[SHORT EXERCISE]
In the data below, locate each line with the word "Mode" and list it.

[TASK DATA]
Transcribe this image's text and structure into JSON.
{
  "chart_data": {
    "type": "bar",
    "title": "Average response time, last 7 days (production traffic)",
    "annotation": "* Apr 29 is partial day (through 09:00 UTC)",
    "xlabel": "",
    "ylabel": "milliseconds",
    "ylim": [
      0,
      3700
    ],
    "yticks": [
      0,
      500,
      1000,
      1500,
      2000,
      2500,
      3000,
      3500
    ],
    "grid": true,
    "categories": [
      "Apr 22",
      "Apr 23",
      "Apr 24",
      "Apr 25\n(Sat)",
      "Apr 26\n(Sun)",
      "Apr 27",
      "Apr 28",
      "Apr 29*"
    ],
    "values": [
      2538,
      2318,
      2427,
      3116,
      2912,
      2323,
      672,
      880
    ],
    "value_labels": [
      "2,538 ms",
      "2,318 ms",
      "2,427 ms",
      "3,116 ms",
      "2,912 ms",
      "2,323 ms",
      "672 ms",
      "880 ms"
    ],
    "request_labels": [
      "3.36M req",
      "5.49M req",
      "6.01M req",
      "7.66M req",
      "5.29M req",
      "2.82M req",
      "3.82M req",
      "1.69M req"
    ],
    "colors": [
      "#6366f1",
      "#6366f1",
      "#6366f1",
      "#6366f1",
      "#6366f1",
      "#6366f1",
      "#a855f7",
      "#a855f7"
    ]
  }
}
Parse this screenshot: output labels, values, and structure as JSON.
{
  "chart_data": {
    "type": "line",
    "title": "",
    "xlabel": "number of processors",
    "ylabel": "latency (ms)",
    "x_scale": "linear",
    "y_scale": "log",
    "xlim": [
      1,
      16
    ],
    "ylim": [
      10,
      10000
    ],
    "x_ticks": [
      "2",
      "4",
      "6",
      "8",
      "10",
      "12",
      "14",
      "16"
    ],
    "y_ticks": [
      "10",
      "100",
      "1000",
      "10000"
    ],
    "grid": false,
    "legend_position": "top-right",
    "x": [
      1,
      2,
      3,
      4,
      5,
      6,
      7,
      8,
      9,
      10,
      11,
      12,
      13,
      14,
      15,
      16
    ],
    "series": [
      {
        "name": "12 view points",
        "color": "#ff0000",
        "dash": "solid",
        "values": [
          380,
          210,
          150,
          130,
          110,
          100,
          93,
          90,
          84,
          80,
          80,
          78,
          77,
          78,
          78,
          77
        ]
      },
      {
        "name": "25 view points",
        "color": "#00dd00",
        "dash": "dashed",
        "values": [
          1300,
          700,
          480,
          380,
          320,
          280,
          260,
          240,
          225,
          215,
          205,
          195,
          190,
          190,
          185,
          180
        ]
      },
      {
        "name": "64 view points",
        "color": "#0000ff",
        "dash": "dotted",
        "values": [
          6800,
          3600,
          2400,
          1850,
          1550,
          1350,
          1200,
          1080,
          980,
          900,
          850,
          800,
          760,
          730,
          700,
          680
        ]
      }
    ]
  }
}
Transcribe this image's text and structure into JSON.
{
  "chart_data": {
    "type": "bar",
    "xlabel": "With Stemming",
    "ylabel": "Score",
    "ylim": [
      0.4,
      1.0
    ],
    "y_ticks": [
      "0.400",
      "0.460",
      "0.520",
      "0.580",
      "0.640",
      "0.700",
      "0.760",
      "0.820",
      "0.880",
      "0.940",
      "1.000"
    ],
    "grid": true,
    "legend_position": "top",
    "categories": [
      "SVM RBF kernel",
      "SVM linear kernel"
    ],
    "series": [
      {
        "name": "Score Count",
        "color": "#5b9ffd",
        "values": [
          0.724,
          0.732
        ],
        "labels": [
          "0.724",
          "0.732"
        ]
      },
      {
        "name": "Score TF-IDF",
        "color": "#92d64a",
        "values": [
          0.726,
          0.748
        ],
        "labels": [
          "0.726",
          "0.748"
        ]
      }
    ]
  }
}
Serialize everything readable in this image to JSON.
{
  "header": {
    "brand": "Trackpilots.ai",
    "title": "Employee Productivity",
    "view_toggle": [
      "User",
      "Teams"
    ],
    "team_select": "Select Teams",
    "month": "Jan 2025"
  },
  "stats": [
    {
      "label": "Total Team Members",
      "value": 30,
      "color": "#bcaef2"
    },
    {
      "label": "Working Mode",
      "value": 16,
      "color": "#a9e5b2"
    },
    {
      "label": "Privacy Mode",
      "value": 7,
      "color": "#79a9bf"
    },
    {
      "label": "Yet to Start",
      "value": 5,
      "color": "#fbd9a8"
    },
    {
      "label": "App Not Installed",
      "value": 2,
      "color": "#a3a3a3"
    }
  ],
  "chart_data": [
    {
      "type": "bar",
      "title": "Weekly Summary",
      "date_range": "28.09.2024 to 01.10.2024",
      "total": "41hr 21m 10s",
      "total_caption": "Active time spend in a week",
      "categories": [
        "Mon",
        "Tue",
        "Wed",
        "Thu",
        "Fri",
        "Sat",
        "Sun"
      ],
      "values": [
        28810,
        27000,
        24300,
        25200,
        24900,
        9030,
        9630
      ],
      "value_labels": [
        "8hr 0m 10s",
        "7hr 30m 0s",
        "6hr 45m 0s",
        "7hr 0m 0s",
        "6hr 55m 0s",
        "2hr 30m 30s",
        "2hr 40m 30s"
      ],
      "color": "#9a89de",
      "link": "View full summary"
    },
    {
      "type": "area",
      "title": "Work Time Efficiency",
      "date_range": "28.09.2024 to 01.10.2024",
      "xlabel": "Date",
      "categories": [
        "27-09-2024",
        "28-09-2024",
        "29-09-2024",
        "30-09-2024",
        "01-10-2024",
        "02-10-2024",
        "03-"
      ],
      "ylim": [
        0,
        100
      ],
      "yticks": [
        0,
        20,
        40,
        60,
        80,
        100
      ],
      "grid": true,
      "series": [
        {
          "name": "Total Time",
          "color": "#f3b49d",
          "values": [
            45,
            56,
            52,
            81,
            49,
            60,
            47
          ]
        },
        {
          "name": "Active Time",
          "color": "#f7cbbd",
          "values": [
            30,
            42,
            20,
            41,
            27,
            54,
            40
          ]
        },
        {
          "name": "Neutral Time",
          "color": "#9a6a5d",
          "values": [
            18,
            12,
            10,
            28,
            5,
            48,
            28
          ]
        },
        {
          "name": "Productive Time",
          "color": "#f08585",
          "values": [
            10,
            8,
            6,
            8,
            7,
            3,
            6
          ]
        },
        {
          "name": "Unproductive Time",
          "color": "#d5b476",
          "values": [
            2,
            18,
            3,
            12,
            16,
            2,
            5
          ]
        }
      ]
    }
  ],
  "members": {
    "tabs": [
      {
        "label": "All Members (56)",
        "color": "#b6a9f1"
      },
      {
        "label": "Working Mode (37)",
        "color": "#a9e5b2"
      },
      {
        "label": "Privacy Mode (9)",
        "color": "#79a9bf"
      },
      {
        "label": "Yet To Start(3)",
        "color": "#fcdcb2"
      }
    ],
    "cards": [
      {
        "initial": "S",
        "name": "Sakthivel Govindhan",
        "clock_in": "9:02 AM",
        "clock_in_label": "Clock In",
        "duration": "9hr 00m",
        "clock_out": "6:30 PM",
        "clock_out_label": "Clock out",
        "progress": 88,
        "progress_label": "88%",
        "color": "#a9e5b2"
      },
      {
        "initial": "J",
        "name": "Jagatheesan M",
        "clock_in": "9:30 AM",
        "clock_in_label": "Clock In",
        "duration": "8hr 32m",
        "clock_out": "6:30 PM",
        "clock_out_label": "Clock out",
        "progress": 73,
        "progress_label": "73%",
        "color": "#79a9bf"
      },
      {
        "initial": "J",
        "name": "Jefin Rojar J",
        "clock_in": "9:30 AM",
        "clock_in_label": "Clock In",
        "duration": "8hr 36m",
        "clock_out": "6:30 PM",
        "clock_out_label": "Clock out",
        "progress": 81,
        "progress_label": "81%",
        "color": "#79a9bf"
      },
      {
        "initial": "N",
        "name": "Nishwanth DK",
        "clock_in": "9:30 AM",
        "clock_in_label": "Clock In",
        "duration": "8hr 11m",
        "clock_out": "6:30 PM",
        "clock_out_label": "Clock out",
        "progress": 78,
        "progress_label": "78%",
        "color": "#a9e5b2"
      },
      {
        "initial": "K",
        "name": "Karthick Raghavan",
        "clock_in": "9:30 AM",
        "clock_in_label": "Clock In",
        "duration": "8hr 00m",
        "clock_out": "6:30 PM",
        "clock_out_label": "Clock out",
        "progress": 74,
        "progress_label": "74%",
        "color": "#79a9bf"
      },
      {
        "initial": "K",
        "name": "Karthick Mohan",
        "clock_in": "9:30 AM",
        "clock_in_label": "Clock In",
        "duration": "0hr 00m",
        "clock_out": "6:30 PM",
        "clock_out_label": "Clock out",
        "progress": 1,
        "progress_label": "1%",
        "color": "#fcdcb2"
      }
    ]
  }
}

[TASK ANSWER]
      "label": "Working Mode",
      "label": "Privacy Mode",
        "label": "Working Mode (37)",
        "label": "Privacy Mode (9)",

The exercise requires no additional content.